Copy each line of the records that contains the word "them".

• • • • • • •

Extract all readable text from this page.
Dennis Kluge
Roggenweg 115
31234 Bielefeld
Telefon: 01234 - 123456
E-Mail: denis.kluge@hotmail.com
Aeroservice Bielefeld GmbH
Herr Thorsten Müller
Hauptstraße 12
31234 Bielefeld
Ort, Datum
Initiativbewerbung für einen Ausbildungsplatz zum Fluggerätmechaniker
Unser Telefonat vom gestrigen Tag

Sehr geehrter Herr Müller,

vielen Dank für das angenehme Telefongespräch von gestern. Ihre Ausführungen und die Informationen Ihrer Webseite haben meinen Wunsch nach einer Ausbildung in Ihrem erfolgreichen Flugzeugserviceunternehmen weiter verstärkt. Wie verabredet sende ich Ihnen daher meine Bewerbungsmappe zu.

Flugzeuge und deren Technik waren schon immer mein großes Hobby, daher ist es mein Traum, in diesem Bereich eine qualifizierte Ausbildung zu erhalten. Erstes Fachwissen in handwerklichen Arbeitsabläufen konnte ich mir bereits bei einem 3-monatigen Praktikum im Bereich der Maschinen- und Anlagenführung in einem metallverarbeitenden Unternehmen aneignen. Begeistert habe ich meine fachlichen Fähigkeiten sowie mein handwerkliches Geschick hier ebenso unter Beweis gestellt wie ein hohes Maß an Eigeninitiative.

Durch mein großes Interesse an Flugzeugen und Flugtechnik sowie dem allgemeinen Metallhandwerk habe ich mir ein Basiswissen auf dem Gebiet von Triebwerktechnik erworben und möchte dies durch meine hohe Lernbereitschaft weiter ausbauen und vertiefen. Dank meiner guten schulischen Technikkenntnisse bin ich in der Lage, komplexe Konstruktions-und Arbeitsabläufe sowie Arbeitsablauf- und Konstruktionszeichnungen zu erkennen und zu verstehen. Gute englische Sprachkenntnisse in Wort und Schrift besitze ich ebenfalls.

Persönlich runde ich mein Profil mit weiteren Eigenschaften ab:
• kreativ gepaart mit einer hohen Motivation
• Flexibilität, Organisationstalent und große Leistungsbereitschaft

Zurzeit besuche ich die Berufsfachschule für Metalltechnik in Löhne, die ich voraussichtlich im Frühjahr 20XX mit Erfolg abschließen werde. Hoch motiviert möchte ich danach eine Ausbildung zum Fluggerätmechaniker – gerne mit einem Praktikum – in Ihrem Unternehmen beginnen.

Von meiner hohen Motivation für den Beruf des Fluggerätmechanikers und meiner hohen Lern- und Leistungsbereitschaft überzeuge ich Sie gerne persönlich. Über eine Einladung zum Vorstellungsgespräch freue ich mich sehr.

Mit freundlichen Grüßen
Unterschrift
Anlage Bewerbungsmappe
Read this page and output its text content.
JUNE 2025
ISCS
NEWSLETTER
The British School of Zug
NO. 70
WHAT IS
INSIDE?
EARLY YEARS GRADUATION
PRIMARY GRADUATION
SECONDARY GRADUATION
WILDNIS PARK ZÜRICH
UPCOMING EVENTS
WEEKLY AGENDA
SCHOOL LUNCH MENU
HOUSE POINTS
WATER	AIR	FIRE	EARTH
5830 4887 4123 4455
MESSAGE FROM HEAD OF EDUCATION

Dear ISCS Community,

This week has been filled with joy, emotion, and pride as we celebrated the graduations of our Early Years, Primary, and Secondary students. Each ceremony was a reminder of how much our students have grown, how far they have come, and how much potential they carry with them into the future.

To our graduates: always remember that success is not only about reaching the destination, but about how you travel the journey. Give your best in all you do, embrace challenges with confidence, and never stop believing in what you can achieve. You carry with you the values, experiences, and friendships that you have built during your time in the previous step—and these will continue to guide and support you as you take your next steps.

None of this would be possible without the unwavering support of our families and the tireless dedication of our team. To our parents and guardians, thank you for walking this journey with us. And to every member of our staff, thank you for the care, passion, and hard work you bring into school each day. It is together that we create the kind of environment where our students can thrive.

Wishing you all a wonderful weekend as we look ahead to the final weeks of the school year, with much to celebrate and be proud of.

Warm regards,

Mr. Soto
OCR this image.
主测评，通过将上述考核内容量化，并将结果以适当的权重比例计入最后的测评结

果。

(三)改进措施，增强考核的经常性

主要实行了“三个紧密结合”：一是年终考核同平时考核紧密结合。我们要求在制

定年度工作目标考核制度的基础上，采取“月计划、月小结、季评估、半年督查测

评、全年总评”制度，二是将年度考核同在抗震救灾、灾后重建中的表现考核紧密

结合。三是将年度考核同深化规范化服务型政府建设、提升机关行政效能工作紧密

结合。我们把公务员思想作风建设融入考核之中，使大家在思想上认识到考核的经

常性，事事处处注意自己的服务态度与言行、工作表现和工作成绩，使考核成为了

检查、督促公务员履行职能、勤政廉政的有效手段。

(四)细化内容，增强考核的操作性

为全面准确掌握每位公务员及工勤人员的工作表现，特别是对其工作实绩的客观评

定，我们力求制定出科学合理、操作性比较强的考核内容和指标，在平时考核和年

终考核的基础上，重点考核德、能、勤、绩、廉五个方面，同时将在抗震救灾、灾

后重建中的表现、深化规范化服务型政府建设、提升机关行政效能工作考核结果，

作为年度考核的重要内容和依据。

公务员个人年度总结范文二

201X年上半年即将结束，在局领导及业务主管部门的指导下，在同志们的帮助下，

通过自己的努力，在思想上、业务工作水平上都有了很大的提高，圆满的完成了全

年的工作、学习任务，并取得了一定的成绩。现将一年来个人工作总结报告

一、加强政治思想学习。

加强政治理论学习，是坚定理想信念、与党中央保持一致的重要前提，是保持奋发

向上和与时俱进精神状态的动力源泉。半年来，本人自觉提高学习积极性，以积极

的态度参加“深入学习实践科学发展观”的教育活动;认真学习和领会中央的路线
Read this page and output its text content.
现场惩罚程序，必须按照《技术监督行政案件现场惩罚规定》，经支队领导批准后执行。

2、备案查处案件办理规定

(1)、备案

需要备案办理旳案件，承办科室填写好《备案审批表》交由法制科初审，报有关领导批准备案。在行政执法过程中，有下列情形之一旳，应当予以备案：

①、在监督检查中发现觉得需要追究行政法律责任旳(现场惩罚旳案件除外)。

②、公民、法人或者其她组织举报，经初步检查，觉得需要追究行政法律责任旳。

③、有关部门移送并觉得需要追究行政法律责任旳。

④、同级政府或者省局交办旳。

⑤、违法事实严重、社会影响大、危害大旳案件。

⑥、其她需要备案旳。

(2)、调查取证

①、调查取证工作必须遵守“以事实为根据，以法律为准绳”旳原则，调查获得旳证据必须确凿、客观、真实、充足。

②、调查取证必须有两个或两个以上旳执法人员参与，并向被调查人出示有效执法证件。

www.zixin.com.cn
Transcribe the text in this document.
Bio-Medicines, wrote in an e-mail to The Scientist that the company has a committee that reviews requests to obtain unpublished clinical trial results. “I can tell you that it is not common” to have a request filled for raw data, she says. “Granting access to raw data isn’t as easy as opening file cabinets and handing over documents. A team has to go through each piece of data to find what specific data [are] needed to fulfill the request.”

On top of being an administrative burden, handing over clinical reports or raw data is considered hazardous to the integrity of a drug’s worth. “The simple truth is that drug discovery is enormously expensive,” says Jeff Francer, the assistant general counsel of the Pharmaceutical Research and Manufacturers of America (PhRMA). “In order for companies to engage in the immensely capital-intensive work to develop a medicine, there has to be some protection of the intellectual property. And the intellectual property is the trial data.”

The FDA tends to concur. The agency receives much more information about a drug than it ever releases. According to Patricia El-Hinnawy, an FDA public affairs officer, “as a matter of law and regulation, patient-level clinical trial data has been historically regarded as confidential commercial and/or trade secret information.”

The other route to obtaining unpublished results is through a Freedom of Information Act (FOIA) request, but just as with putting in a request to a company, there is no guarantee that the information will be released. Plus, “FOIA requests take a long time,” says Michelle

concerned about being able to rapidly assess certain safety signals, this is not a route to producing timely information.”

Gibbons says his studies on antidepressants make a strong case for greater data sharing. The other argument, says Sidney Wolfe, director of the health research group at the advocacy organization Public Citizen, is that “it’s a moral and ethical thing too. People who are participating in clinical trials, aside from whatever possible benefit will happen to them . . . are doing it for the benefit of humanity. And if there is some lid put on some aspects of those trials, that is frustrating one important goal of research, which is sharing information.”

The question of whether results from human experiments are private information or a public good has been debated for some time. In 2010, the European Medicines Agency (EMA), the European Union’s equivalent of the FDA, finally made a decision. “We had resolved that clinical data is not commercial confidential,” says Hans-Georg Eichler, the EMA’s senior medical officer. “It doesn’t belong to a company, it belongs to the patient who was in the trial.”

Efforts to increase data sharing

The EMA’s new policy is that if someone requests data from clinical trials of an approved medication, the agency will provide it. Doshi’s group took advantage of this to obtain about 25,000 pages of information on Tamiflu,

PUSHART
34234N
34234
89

• • • • • • •

Answer for this exercise:
This week has been filled with joy, emotion, and pride as we celebrated the graduations of our Early Years, Primary, and Secondary students. Each ceremony was a reminder of how much our students have grown, how far they have come, and how much potential they carry with them into the future.
Gibbons says his studies on antidepressants make a strong case for greater data sharing. The other argument, says Sidney Wolfe, director of the health research group at the advocacy organization Public Citizen, is that “it’s a moral and ethical thing too. People who are participating in clinical trials, aside from whatever possible benefit will happen to them . . . are doing it for the benefit of humanity. And if there is some lid put on some aspects of those trials, that is frustrating one important goal of research, which is sharing information.”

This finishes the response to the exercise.